TASK TO CARRY OUT ::
Can you restate the records below word for word?

[Recorded data]
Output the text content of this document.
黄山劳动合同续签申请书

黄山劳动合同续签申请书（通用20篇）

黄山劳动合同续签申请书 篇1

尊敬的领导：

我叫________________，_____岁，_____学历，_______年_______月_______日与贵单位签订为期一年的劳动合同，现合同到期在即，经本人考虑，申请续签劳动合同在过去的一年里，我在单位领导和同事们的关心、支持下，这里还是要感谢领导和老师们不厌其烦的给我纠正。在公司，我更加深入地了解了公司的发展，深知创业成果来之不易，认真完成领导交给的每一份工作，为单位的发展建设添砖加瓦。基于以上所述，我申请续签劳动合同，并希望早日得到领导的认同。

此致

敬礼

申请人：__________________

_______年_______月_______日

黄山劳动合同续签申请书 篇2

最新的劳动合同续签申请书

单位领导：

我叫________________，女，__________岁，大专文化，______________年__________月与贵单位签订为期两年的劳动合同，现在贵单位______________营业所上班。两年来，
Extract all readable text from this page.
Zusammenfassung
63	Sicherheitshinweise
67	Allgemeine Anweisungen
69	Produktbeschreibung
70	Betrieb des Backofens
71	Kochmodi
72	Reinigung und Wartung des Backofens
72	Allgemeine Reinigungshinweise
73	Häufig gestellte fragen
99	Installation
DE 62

FINAL RESULT ::
Output the text content of this document.
黄山劳动合同续签申请书

黄山劳动合同续签申请书（通用20篇）

黄山劳动合同续签申请书 篇1

尊敬的领导：

我叫________________，_____岁，_____学历，_______年_______月_______日与贵单位签订为期一年的劳动合同，现合同到期在即，经本人考虑，申请续签劳动合同在过去的一年里，我在单位领导和同事们的关心、支持下，这里还是要感谢领导和老师们不厌其烦的给我纠正。在公司，我更加深入地了解了公司的发展，深知创业成果来之不易，认真完成领导交给的每一份工作，为单位的发展建设添砖加瓦。基于以上所述，我申请续签劳动合同，并希望早日得到领导的认同。

此致

敬礼

申请人：__________________

_______年_______月_______日

黄山劳动合同续签申请书 篇2

最新的劳动合同续签申请书

单位领导：

我叫________________，女，__________岁，大专文化，______________年__________月与贵单位签订为期两年的劳动合同，现在贵单位______________营业所上班。两年来，
Extract all readable text from this page.
Zusammenfassung
63	Sicherheitshinweise
67	Allgemeine Anweisungen
69	Produktbeschreibung
70	Betrieb des Backofens
71	Kochmodi
72	Reinigung und Wartung des Backofens
72	Allgemeine Reinigungshinweise
73	Häufig gestellte fragen
99	Installation
DE 62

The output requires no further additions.